Learning Question
What does it mean for software to run?
To run software means to turn a stored representation into live behavior through an execution environment.
More precisely, the execution environment acts on the stored representation so that runtime state exists and behavior unfolds over time.
That definition has four parts:
stored representation
execution environment
runtime state
observable behaviorThe rest of this chapter uses a small Python file to make each part concrete. The Python example is not the subject by itself. It is a way to see what the general definition means.
Start with a small file:
print("hello")Save it as hello.py.
Before anything runs, hello.py is only a stored file. It has bytes on disk. Those bytes can be opened in an editor, copied, renamed, deleted, committed to Git, or sent to someone else. None of that means the program is running.
Now run:
python hello.pyThe visible result is small:
helloBut several things had to happen before that one line appeared.
From File to Run
The command does not make the text file act by itself.
The shell reads the command line and identifies python as the program to start. The operating system starts a process for the Python interpreter. That process receives hello.py as an argument.
Then the Python interpreter reads the file. It treats the file contents as Python source code, not as arbitrary text. It parses the source, prepares executable runtime material, executes the top-level statement, calls print, writes bytes to standard output, and eventually exits.
The file stayed mostly the same. The run was the temporary activity created around it.
That difference is the first boundary:
hello.py on disk
python process reading hello.py
Python runtime state while executing it
terminal output produced by the runThose are related, but they are not the same object.

| ENTRIES PROVIDED |
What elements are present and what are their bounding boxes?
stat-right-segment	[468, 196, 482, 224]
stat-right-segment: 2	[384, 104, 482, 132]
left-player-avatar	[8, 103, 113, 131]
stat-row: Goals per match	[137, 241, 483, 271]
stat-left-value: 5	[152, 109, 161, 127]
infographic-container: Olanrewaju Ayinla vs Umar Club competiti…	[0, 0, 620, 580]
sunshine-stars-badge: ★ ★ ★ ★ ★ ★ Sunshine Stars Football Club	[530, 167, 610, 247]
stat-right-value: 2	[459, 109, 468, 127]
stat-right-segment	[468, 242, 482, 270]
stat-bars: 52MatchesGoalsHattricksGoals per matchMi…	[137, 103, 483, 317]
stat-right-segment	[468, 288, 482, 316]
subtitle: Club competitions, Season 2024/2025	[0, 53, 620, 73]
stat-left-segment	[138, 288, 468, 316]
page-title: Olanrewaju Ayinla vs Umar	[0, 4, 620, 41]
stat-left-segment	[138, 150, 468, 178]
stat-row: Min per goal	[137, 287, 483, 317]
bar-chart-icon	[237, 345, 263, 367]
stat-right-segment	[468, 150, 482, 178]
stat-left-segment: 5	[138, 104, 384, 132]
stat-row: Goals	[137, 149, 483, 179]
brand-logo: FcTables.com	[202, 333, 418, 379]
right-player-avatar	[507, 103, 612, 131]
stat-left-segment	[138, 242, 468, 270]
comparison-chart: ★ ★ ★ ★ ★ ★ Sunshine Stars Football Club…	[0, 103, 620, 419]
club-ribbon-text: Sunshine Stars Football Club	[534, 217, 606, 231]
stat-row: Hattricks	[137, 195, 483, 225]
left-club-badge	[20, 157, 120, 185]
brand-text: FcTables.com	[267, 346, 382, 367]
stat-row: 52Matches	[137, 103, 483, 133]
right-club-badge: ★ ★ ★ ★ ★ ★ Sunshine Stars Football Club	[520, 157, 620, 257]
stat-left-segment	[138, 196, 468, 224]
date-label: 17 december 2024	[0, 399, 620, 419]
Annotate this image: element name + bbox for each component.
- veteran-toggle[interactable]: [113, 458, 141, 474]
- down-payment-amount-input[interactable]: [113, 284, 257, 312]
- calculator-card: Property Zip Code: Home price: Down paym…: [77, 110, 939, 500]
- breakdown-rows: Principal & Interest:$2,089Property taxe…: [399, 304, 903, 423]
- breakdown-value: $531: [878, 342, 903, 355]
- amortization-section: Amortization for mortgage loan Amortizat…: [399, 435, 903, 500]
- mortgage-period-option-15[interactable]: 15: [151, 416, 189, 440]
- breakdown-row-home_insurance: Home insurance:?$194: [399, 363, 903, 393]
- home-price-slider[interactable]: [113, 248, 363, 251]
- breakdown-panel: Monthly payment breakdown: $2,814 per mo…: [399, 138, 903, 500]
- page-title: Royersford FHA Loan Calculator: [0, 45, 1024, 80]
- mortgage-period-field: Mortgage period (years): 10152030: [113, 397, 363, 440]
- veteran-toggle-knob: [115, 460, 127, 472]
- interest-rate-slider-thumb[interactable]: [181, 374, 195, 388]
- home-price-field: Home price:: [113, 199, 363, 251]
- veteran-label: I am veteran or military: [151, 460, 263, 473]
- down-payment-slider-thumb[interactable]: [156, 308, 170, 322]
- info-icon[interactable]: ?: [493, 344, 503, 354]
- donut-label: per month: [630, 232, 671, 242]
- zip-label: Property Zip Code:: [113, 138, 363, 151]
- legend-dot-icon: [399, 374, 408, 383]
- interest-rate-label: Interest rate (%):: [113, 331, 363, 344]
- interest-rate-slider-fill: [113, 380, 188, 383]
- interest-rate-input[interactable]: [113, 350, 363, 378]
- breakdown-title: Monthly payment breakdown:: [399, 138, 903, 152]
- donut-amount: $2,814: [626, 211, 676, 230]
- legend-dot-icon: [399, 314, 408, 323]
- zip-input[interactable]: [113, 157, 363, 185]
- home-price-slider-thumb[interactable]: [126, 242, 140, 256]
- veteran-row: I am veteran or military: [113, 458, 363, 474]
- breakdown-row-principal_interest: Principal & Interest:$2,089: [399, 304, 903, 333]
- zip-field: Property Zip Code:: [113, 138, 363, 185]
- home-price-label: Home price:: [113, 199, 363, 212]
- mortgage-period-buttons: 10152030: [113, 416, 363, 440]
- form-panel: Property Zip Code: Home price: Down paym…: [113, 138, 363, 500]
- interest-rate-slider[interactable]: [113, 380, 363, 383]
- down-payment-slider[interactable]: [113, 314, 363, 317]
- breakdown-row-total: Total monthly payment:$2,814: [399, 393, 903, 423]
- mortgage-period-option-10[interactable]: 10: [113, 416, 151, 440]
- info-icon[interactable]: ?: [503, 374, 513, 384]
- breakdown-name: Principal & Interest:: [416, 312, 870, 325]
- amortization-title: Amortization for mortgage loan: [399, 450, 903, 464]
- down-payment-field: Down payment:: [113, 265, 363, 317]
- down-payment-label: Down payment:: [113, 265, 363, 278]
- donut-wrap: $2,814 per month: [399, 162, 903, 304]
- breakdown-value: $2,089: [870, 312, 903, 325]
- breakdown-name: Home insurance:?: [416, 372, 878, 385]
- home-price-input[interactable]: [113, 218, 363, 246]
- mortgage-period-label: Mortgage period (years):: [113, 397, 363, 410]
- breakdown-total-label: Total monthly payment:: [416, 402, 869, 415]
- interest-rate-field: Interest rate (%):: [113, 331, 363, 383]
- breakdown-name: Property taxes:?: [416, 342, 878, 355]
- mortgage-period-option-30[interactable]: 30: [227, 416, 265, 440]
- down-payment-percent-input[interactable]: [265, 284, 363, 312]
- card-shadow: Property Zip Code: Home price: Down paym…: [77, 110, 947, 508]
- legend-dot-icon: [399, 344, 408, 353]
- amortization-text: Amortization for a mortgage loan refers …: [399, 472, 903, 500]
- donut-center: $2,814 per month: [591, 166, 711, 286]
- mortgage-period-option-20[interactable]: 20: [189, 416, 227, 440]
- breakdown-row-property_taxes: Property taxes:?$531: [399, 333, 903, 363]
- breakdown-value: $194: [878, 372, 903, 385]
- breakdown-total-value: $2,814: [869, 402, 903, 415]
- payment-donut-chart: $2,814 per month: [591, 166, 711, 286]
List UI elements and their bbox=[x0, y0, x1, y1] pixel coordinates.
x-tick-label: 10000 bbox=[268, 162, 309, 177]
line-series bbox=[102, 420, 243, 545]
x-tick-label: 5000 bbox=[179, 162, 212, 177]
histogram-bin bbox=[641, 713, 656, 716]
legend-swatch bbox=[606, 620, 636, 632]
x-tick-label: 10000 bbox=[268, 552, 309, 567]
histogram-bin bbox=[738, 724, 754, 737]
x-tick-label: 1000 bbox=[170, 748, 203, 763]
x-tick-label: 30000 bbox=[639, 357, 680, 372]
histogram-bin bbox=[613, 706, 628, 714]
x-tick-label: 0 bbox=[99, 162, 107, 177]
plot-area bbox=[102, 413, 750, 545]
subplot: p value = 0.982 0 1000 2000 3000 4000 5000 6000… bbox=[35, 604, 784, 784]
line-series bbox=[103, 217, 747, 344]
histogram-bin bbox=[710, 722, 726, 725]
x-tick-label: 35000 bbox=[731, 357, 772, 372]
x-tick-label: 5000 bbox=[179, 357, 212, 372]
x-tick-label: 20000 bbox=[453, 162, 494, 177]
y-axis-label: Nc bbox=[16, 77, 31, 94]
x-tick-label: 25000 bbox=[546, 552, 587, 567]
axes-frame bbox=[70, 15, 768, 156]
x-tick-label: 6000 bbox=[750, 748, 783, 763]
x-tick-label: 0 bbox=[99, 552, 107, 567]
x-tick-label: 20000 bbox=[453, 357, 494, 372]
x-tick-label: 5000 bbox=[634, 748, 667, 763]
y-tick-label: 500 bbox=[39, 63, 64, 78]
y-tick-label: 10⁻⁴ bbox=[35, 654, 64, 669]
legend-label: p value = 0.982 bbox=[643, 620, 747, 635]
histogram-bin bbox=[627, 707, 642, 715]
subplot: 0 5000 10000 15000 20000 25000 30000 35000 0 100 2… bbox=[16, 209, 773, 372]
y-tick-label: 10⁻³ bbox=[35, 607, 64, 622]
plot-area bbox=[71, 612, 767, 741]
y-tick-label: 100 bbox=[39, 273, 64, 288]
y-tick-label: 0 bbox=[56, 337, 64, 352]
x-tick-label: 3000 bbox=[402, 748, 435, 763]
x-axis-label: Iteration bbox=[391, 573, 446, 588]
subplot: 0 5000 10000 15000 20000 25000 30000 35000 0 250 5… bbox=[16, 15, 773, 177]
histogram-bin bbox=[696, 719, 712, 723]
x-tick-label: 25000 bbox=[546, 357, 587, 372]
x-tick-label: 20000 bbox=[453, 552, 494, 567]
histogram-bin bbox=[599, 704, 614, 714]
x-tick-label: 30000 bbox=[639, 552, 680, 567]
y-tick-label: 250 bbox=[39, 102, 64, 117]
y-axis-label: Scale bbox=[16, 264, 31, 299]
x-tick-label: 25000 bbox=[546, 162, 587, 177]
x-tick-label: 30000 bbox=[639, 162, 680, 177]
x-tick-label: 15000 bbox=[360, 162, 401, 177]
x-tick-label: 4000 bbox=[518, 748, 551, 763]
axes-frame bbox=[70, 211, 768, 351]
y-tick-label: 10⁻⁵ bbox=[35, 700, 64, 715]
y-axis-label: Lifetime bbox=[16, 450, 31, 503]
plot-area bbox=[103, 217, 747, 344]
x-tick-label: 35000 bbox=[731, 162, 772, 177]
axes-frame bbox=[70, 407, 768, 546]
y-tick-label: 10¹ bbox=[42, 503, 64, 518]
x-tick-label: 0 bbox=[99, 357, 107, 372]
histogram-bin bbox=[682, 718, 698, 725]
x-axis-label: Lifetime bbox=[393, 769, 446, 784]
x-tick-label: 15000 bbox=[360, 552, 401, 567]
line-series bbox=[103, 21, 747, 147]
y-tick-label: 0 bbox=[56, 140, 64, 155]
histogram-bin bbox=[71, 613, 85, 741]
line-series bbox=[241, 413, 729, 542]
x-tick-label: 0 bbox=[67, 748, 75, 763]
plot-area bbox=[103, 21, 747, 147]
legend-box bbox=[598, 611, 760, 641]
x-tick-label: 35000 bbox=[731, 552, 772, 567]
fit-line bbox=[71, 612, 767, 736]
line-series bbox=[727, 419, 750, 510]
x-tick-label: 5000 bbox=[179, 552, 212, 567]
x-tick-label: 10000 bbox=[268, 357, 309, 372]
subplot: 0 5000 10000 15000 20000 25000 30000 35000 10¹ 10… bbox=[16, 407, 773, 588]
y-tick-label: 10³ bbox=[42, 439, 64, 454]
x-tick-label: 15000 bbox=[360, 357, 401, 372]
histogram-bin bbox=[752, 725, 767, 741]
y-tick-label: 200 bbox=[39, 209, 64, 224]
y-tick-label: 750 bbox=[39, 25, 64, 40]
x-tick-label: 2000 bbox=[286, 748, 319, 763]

| BRIEF 1 |
According to the chapter on what it means for software to run, what can be done with the bytes of hello.py before anything runs? List every one.
| BRIEF 2 |
Continue the chapter on what it means for software to run, picking up right after its final sentence.

| WRITTEN RESPONSE 1 |
- Opened in an editor
- Copied
- Renamed
- Deleted
- Committed to Git
- Sent to someone else

| WRITTEN RESPONSE 2 |
What Exists During the Run
During the run, there is state that did not exist merely because the file existed:
- a Python interpreter process
- command-line arguments
- loaded Python runtime code
- internal representation of the source
- stack frames and values used during execution
- standard output connected to the terminal
- an exit status when the process finishes
Some of that state exists only briefly. After the process exits, hello.py can still remain on disk, but the running instance is gone.
This is why “the file exists” and “the program is running” are different claims.
Returning to the General Answer
For this example, running means:
a stored Python source file
is read by a Python interpreter process
which creates runtime state
and produces behavior over timeThe behavior is not stored in the file as an event. The file describes what can happen when the right execution environment reads it.
The same idea applies beyond Python. A C executable, a Java class file, a shell script, and a web server all need some execution environment to turn stored representation into live behavior.
So the general answer is:
To run software means to turn a stored representation into live behavior through an execution environment.
More precisely, the execution environment acts on the stored representation so that runtime state exists and behavior unfolds over time.
What This Chapter Does Not Explain Yet
This chapter does not explain Python internals in depth. It does not teach bytecode, object layout, operating-system process tables, CPU instructions, or terminal implementation.
The Boundary This Chapter Establishes
It only fixes the first mental boundary:
stored representation != running behaviorWhen someone says “the software runs”, ask what concrete thing is being read, what process or runtime is reading it, what state now exists, and what behavior can be observed.